GIVEN INSTRUCTION: Identify the lines bearing the string "content" and gather them.

GIVEN DATA:

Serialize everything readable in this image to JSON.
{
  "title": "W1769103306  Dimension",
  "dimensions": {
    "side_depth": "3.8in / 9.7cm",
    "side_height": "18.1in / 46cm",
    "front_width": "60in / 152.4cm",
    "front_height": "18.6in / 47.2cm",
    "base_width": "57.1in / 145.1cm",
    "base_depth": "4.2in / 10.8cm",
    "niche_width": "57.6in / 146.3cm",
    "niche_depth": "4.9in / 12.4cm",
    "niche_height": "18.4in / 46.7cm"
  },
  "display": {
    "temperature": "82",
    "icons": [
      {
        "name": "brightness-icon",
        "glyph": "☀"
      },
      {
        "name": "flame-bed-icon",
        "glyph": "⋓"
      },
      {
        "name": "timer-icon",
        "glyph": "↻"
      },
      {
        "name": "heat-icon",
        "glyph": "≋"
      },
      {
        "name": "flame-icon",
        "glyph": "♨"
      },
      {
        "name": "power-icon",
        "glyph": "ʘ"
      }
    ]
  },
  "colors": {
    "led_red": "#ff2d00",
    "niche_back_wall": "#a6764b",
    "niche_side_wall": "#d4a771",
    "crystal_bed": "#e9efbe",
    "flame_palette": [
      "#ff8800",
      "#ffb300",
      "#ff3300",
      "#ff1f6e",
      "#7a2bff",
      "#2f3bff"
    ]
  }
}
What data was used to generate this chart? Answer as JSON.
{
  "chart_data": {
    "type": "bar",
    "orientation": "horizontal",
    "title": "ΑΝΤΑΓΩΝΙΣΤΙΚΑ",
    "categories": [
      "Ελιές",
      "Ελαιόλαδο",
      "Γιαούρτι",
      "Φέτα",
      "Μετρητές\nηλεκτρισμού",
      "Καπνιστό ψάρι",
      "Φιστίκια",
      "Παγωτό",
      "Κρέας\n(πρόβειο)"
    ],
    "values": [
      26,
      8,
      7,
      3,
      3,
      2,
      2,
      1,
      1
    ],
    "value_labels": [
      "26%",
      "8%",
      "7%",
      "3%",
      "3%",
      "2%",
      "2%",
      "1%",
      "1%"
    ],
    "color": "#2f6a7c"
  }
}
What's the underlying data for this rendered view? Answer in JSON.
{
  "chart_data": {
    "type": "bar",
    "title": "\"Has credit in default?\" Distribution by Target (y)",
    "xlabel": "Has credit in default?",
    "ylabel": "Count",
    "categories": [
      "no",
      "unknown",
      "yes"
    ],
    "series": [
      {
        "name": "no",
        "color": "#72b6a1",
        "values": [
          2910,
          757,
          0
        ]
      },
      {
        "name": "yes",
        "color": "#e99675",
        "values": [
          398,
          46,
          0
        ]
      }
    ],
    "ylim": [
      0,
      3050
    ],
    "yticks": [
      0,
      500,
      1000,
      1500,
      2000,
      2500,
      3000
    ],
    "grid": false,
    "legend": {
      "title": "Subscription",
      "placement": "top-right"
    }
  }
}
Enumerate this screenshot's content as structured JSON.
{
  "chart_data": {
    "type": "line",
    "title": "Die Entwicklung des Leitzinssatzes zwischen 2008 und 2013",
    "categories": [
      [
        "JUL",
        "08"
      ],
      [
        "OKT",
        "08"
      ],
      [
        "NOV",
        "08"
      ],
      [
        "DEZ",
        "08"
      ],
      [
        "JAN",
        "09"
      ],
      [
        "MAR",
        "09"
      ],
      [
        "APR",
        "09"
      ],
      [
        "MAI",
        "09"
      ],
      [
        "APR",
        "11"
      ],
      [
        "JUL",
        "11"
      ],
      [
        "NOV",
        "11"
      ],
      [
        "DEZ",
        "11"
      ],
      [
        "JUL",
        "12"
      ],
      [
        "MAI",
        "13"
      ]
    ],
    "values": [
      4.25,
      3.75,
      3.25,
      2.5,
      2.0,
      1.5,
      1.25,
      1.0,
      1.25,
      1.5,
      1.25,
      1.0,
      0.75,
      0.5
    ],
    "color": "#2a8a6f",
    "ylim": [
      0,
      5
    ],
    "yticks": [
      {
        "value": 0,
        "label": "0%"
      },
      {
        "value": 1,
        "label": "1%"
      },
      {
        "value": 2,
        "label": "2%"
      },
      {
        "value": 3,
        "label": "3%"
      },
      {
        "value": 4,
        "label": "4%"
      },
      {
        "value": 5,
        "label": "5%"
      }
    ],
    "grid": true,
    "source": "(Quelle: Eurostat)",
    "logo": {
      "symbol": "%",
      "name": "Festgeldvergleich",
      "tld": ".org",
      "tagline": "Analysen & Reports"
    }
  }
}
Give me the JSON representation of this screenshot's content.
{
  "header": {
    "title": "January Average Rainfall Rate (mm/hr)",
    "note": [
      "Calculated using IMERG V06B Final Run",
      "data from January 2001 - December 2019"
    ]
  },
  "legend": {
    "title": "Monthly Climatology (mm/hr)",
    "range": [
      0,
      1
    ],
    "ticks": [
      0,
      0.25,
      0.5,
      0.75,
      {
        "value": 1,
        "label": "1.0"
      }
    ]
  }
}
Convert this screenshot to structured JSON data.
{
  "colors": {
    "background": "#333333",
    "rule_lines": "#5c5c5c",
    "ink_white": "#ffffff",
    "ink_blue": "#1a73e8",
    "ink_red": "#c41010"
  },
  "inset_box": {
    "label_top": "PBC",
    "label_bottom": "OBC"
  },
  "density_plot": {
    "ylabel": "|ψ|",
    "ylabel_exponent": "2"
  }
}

TASK SOLUTION:
Enumerate this screenshot's content as structured JSON.
Give me the JSON representation of this screenshot's content.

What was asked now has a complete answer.